● TO BE DONE
Find and copy lines holding "years".

====== EXCERPTED DATA ======

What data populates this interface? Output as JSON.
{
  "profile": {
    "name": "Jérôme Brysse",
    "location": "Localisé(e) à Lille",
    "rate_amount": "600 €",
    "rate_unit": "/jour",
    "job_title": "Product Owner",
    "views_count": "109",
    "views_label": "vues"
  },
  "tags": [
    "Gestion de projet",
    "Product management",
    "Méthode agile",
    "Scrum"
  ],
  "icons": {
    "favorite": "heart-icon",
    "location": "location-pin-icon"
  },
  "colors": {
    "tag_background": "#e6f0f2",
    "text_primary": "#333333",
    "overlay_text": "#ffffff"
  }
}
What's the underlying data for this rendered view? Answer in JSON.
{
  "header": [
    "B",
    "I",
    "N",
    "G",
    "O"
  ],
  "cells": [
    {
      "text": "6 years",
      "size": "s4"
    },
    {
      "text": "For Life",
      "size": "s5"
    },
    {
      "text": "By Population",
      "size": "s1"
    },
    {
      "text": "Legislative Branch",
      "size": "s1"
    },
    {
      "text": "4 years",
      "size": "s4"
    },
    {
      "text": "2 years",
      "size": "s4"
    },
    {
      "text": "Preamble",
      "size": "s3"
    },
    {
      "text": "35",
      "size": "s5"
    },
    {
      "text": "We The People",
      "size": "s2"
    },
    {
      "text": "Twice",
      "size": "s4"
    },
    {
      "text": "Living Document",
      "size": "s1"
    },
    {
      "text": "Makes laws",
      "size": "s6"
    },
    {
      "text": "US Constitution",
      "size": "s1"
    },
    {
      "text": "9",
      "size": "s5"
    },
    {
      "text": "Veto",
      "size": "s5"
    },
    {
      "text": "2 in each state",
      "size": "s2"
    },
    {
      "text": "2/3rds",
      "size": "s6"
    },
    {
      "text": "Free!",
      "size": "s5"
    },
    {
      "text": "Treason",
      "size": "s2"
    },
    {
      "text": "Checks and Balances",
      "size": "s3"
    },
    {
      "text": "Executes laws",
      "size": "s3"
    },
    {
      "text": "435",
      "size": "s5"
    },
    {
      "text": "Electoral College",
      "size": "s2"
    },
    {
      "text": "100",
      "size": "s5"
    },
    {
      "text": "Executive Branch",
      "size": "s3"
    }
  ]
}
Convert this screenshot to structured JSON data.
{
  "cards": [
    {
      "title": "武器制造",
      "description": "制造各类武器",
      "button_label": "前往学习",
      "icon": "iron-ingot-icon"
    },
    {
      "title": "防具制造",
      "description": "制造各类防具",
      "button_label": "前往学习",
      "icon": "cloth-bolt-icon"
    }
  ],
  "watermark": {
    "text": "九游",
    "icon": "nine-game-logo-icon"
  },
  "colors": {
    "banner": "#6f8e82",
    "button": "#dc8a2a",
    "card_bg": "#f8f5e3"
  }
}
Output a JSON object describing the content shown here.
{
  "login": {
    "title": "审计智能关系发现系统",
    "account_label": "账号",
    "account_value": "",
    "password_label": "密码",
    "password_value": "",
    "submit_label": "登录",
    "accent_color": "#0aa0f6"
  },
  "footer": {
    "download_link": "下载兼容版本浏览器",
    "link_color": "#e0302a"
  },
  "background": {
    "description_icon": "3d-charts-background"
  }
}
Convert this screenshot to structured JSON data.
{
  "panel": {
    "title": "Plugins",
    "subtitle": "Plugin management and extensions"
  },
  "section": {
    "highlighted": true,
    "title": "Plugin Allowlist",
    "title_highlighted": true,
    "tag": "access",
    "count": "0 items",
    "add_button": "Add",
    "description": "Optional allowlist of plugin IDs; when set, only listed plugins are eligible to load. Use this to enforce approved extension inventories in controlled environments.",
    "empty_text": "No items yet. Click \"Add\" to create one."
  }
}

======

● CORRECT ANSWER
      "text": "6 years",
      "text": "4 years",
      "text": "2 years",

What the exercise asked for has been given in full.